== TASK OBJECTIVE ==
Output all of the records exactly as written.

-------- RECORDS FOR THIS EXERCISE --------

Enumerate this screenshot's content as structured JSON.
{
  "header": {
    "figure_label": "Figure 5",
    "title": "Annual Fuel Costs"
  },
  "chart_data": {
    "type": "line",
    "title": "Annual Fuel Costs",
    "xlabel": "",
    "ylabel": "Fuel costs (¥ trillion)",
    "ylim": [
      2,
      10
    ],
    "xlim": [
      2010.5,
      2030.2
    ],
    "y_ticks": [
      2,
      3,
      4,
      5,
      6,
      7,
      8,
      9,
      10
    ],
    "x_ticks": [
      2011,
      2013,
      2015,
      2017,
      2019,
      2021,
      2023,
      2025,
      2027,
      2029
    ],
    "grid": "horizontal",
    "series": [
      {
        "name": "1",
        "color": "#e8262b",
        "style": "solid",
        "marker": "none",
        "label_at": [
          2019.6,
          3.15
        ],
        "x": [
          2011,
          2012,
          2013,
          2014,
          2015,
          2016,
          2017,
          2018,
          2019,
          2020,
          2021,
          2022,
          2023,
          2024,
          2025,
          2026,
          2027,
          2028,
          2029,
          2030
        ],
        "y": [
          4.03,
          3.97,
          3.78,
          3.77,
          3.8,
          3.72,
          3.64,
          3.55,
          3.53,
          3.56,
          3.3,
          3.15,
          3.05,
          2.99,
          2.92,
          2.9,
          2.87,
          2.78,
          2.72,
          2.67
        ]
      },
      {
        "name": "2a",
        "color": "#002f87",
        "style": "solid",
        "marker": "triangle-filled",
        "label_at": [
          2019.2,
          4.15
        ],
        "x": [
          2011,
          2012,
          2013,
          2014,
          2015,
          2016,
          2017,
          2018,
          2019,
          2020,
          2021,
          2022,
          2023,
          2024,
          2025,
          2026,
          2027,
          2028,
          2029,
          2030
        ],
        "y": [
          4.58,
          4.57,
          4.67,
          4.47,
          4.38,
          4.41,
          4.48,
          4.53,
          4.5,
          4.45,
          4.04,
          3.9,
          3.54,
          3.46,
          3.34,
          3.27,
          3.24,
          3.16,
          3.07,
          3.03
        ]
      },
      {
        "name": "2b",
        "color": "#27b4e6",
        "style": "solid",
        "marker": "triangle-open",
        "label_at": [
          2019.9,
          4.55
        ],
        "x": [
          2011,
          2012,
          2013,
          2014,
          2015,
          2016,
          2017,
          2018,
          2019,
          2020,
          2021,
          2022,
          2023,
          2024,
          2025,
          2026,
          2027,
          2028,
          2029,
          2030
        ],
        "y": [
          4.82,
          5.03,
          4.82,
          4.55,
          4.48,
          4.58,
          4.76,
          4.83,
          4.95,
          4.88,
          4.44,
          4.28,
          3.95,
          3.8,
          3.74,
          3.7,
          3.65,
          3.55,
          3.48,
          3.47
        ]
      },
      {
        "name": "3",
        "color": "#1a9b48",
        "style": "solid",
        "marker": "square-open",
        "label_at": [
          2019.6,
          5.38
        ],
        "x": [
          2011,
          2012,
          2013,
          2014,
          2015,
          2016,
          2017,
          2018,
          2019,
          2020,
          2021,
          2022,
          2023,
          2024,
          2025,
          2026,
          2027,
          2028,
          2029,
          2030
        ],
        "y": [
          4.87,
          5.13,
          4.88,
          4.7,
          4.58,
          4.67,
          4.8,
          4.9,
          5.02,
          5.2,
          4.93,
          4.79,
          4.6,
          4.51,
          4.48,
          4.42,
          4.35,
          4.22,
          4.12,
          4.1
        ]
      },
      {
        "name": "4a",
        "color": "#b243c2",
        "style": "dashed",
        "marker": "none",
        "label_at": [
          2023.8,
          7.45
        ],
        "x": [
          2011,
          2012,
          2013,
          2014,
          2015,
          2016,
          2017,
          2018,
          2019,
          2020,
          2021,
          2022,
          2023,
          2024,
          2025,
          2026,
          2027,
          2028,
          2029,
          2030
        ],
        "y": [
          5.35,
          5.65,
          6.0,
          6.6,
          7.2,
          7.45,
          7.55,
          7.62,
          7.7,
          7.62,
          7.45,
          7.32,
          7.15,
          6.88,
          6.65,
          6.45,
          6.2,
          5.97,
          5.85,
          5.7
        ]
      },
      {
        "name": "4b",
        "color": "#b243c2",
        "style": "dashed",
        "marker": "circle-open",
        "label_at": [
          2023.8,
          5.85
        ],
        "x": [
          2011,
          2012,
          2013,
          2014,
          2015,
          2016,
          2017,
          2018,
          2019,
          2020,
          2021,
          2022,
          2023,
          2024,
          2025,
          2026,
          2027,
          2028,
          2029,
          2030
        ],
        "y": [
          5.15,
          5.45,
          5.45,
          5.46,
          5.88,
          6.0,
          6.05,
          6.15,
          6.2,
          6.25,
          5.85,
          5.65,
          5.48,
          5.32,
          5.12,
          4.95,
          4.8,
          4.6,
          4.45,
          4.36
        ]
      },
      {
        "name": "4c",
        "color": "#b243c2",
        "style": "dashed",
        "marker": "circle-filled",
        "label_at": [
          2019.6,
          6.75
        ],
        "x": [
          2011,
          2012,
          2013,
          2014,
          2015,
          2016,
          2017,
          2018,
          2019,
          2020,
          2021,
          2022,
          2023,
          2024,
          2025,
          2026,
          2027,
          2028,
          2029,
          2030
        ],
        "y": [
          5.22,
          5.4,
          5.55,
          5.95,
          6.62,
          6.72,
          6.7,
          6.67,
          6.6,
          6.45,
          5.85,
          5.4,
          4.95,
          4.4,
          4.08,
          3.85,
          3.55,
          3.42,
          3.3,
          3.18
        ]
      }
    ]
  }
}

--------

== EXERCISE RESPONSE ==
Enumerate this screenshot's content as structured JSON.
{
  "header": {
    "figure_label": "Figure 5",
    "title": "Annual Fuel Costs"
  },
  "chart_data": {
    "type": "line",
    "title": "Annual Fuel Costs",
    "xlabel": "",
    "ylabel": "Fuel costs (¥ trillion)",
    "ylim": [
      2,
      10
    ],
    "xlim": [
      2010.5,
      2030.2
    ],
    "y_ticks": [
      2,
      3,
      4,
      5,
      6,
      7,
      8,
      9,
      10
    ],
    "x_ticks": [
      2011,
      2013,
      2015,
      2017,
      2019,
      2021,
      2023,
      2025,
      2027,
      2029
    ],
    "grid": "horizontal",
    "series": [
      {
        "name": "1",
        "color": "#e8262b",
        "style": "solid",
        "marker": "none",
        "label_at": [
          2019.6,
          3.15
        ],
        "x": [
          2011,
          2012,
          2013,
          2014,
          2015,
          2016,
          2017,
          2018,
          2019,
          2020,
          2021,
          2022,
          2023,
          2024,
          2025,
          2026,
          2027,
          2028,
          2029,
          2030
        ],
        "y": [
          4.03,
          3.97,
          3.78,
          3.77,
          3.8,
          3.72,
          3.64,
          3.55,
          3.53,
          3.56,
          3.3,
          3.15,
          3.05,
          2.99,
          2.92,
          2.9,
          2.87,
          2.78,
          2.72,
          2.67
        ]
      },
      {
        "name": "2a",
        "color": "#002f87",
        "style": "solid",
        "marker": "triangle-filled",
        "label_at": [
          2019.2,
          4.15
        ],
        "x": [
          2011,
          2012,
          2013,
          2014,
          2015,
          2016,
          2017,
          2018,
          2019,
          2020,
          2021,
          2022,
          2023,
          2024,
          2025,
          2026,
          2027,
          2028,
          2029,
          2030
        ],
        "y": [
          4.58,
          4.57,
          4.67,
          4.47,
          4.38,
          4.41,
          4.48,
          4.53,
          4.5,
          4.45,
          4.04,
          3.9,
          3.54,
          3.46,
          3.34,
          3.27,
          3.24,
          3.16,
          3.07,
          3.03
        ]
      },
      {
        "name": "2b",
        "color": "#27b4e6",
        "style": "solid",
        "marker": "triangle-open",
        "label_at": [
          2019.9,
          4.55
        ],
        "x": [
          2011,
          2012,
          2013,
          2014,
          2015,
          2016,
          2017,
          2018,
          2019,
          2020,
          2021,
          2022,
          2023,
          2024,
          2025,
          2026,
          2027,
          2028,
          2029,
          2030
        ],
        "y": [
          4.82,
          5.03,
          4.82,
          4.55,
          4.48,
          4.58,
          4.76,
          4.83,
          4.95,
          4.88,
          4.44,
          4.28,
          3.95,
          3.8,
          3.74,
          3.7,
          3.65,
          3.55,
          3.48,
          3.47
        ]
      },
      {
        "name": "3",
        "color": "#1a9b48",
        "style": "solid",
        "marker": "square-open",
        "label_at": [
          2019.6,
          5.38
        ],
        "x": [
          2011,
          2012,
          2013,
          2014,
          2015,
          2016,
          2017,
          2018,
          2019,
          2020,
          2021,
          2022,
          2023,
          2024,
          2025,
          2026,
          2027,
          2028,
          2029,
          2030
        ],
        "y": [
          4.87,
          5.13,
          4.88,
          4.7,
          4.58,
          4.67,
          4.8,
          4.9,
          5.02,
          5.2,
          4.93,
          4.79,
          4.6,
          4.51,
          4.48,
          4.42,
          4.35,
          4.22,
          4.12,
          4.1
        ]
      },
      {
        "name": "4a",
        "color": "#b243c2",
        "style": "dashed",
        "marker": "none",
        "label_at": [
          2023.8,
          7.45
        ],
        "x": [
          2011,
          2012,
          2013,
          2014,
          2015,
          2016,
          2017,
          2018,
          2019,
          2020,
          2021,
          2022,
          2023,
          2024,
          2025,
          2026,
          2027,
          2028,
          2029,
          2030
        ],
        "y": [
          5.35,
          5.65,
          6.0,
          6.6,
          7.2,
          7.45,
          7.55,
          7.62,
          7.7,
          7.62,
          7.45,
          7.32,
          7.15,
          6.88,
          6.65,
          6.45,
          6.2,
          5.97,
          5.85,
          5.7
        ]
      },
      {
        "name": "4b",
        "color": "#b243c2",
        "style": "dashed",
        "marker": "circle-open",
        "label_at": [
          2023.8,
          5.85
        ],
        "x": [
          2011,
          2012,
          2013,
          2014,
          2015,
          2016,
          2017,
          2018,
          2019,
          2020,
          2021,
          2022,
          2023,
          2024,
          2025,
          2026,
          2027,
          2028,
          2029,
          2030
        ],
        "y": [
          5.15,
          5.45,
          5.45,
          5.46,
          5.88,
          6.0,
          6.05,
          6.15,
          6.2,
          6.25,
          5.85,
          5.65,
          5.48,
          5.32,
          5.12,
          4.95,
          4.8,
          4.6,
          4.45,
          4.36
        ]
      },
      {
        "name": "4c",
        "color": "#b243c2",
        "style": "dashed",
        "marker": "circle-filled",
        "label_at": [
          2019.6,
          6.75
        ],
        "x": [
          2011,
          2012,
          2013,
          2014,
          2015,
          2016,
          2017,
          2018,
          2019,
          2020,
          2021,
          2022,
          2023,
          2024,
          2025,
          2026,
          2027,
          2028,
          2029,
          2030
        ],
        "y": [
          5.22,
          5.4,
          5.55,
          5.95,
          6.62,
          6.72,
          6.7,
          6.67,
          6.6,
          6.45,
          5.85,
          5.4,
          4.95,
          4.4,
          4.08,
          3.85,
          3.55,
          3.42,
          3.3,
          3.18
        ]
      }
    ]
  }
}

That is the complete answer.